REQUIRED WORK> Find each line with the word "order" and copy it.

MATERIAL FOR THIS TASK>
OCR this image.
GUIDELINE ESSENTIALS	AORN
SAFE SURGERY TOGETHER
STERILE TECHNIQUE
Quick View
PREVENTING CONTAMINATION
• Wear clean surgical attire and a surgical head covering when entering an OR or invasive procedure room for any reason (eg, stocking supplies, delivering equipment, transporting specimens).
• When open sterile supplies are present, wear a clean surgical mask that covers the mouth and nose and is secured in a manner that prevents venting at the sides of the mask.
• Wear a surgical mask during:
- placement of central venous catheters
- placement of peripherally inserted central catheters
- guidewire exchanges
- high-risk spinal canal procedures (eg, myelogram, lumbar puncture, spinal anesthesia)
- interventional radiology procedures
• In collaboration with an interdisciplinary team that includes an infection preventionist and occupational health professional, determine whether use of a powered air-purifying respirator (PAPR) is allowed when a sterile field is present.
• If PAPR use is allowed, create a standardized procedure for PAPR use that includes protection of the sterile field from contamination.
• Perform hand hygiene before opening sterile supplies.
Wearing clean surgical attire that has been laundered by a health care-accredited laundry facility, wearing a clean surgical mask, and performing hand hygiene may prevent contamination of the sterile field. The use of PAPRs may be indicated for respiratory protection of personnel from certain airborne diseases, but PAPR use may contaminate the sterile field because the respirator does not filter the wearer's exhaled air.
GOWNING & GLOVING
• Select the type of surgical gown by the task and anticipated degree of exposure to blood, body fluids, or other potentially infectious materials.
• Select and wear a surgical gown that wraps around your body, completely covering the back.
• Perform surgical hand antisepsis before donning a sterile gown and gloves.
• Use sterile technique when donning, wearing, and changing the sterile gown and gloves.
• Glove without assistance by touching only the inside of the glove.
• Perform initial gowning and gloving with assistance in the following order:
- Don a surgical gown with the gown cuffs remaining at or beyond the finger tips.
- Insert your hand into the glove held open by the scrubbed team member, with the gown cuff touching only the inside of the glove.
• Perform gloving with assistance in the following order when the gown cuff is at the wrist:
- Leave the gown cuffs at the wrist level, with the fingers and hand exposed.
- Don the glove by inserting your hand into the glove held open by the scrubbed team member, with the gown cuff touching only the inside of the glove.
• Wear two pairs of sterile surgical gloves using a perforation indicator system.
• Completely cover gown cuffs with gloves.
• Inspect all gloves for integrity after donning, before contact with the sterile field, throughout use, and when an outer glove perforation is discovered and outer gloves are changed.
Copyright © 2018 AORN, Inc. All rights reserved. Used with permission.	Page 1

RESULT OF THIS EXERCISE>
• Perform initial gowning and gloving with assistance in the following order:
• Perform gloving with assistance in the following order when the gown cuff is at the wrist:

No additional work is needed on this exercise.